* _WORK TO BE COMPLETED_: All records must be quoted exactly. Omit the pictures.

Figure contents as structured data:
-- Begin --

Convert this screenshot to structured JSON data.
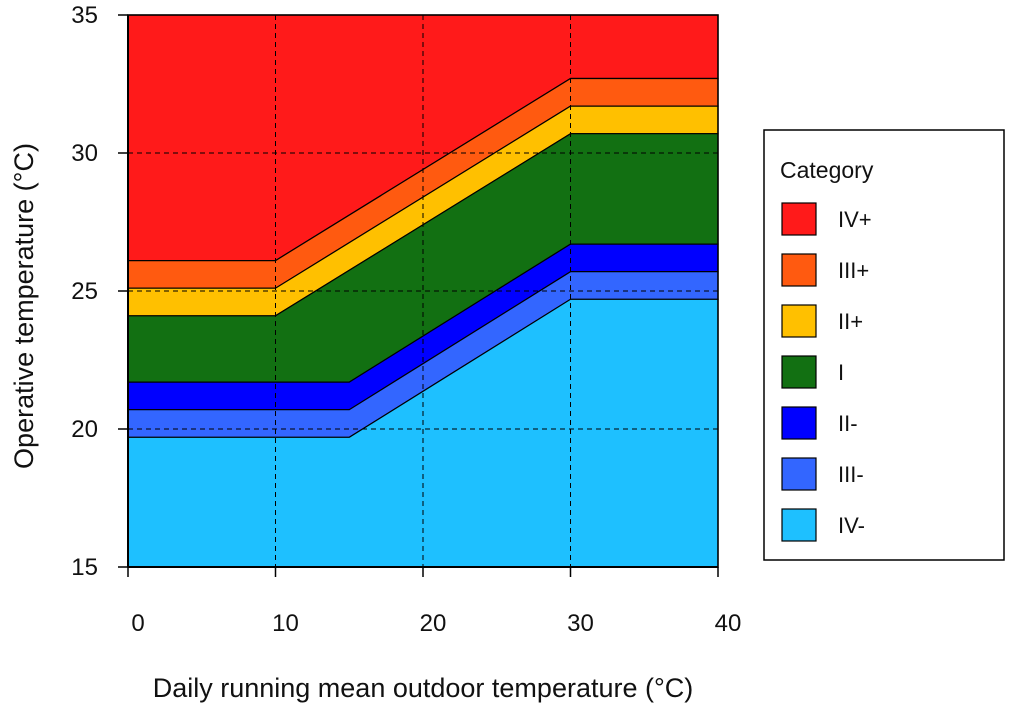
{
  "chart_data": {
    "type": "area",
    "title": "",
    "xlabel": "Daily running mean outdoor temperature (°C)",
    "ylabel": "Operative temperature (°C)",
    "xlim": [
      0,
      40
    ],
    "ylim": [
      15,
      35
    ],
    "x_ticks": [
      "0",
      "10",
      "20",
      "30",
      "40"
    ],
    "y_ticks": [
      "15",
      "20",
      "25",
      "30",
      "35"
    ],
    "grid": true,
    "legend": {
      "title": "Category",
      "position": "right",
      "entries": [
        "IV+",
        "III+",
        "II+",
        "I",
        "II-",
        "III-",
        "IV-"
      ]
    },
    "boundaries": [
      {
        "name": "IV-/III- lower limit",
        "points": [
          [
            0,
            19.7
          ],
          [
            15,
            19.7
          ],
          [
            30,
            24.7
          ],
          [
            40,
            24.7
          ]
        ]
      },
      {
        "name": "III-/II- lower limit",
        "points": [
          [
            0,
            20.7
          ],
          [
            15,
            20.7
          ],
          [
            30,
            25.7
          ],
          [
            40,
            25.7
          ]
        ]
      },
      {
        "name": "II-/I lower limit",
        "points": [
          [
            0,
            21.7
          ],
          [
            15,
            21.7
          ],
          [
            30,
            26.7
          ],
          [
            40,
            26.7
          ]
        ]
      },
      {
        "name": "I/II+ upper limit",
        "points": [
          [
            0,
            24.1
          ],
          [
            10,
            24.1
          ],
          [
            30,
            30.7
          ],
          [
            40,
            30.7
          ]
        ]
      },
      {
        "name": "II+/III+ upper limit",
        "points": [
          [
            0,
            25.1
          ],
          [
            10,
            25.1
          ],
          [
            30,
            31.7
          ],
          [
            40,
            31.7
          ]
        ]
      },
      {
        "name": "III+/IV+ upper limit",
        "points": [
          [
            0,
            26.1
          ],
          [
            10,
            26.1
          ],
          [
            30,
            32.7
          ],
          [
            40,
            32.7
          ]
        ]
      }
    ],
    "series": [
      {
        "name": "IV+",
        "color": "#ff1a1a",
        "lower_boundary": 5,
        "upper": "top"
      },
      {
        "name": "III+",
        "color": "#ff5a10",
        "lower_boundary": 4,
        "upper_boundary": 5
      },
      {
        "name": "II+",
        "color": "#ffc000",
        "lower_boundary": 3,
        "upper_boundary": 4
      },
      {
        "name": "I",
        "color": "#127012",
        "lower_boundary": 2,
        "upper_boundary": 3
      },
      {
        "name": "II-",
        "color": "#0000ff",
        "lower_boundary": 1,
        "upper_boundary": 2
      },
      {
        "name": "III-",
        "color": "#3366ff",
        "lower_boundary": 0,
        "upper_boundary": 1
      },
      {
        "name": "IV-",
        "color": "#1ec0ff",
        "lower": "bottom",
        "upper_boundary": 0
      }
    ]
  }
}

-- End --

* _CORRECT OUTPUT_:
Convert this screenshot to structured JSON data.
{
  "chart_data": {
    "type": "area",
    "title": "",
    "xlabel": "Daily running mean outdoor temperature (°C)",
    "ylabel": "Operative temperature (°C)",
    "xlim": [
      0,
      40
    ],
    "ylim": [
      15,
      35
    ],
    "x_ticks": [
      "0",
      "10",
      "20",
      "30",
      "40"
    ],
    "y_ticks": [
      "15",
      "20",
      "25",
      "30",
      "35"
    ],
    "grid": true,
    "legend": {
      "title": "Category",
      "position": "right",
      "entries": [
        "IV+",
        "III+",
        "II+",
        "I",
        "II-",
        "III-",
        "IV-"
      ]
    },
    "boundaries": [
      {
        "name": "IV-/III- lower limit",
        "points": [
          [
            0,
            19.7
          ],
          [
            15,
            19.7
          ],
          [
            30,
            24.7
          ],
          [
            40,
            24.7
          ]
        ]
      },
      {
        "name": "III-/II- lower limit",
        "points": [
          [
            0,
            20.7
          ],
          [
            15,
            20.7
          ],
          [
            30,
            25.7
          ],
          [
            40,
            25.7
          ]
        ]
      },
      {
        "name": "II-/I lower limit",
        "points": [
          [
            0,
            21.7
          ],
          [
            15,
            21.7
          ],
          [
            30,
            26.7
          ],
          [
            40,
            26.7
          ]
        ]
      },
      {
        "name": "I/II+ upper limit",
        "points": [
          [
            0,
            24.1
          ],
          [
            10,
            24.1
          ],
          [
            30,
            30.7
          ],
          [
            40,
            30.7
          ]
        ]
      },
      {
        "name": "II+/III+ upper limit",
        "points": [
          [
            0,
            25.1
          ],
          [
            10,
            25.1
          ],
          [
            30,
            31.7
          ],
          [
            40,
            31.7
          ]
        ]
      },
      {
        "name": "III+/IV+ upper limit",
        "points": [
          [
            0,
            26.1
          ],
          [
            10,
            26.1
          ],
          [
            30,
            32.7
          ],
          [
            40,
            32.7
          ]
        ]
      }
    ],
    "series": [
      {
        "name": "IV+",
        "color": "#ff1a1a",
        "lower_boundary": 5,
        "upper": "top"
      },
      {
        "name": "III+",
        "color": "#ff5a10",
        "lower_boundary": 4,
        "upper_boundary": 5
      },
      {
        "name": "II+",
        "color": "#ffc000",
        "lower_boundary": 3,
        "upper_boundary": 4
      },
      {
        "name": "I",
        "color": "#127012",
        "lower_boundary": 2,
        "upper_boundary": 3
      },
      {
        "name": "II-",
        "color": "#0000ff",
        "lower_boundary": 1,
        "upper_boundary": 2
      },
      {
        "name": "III-",
        "color": "#3366ff",
        "lower_boundary": 0,
        "upper_boundary": 1
      },
      {
        "name": "IV-",
        "color": "#1ec0ff",
        "lower": "bottom",
        "upper_boundary": 0
      }
    ]
  }
}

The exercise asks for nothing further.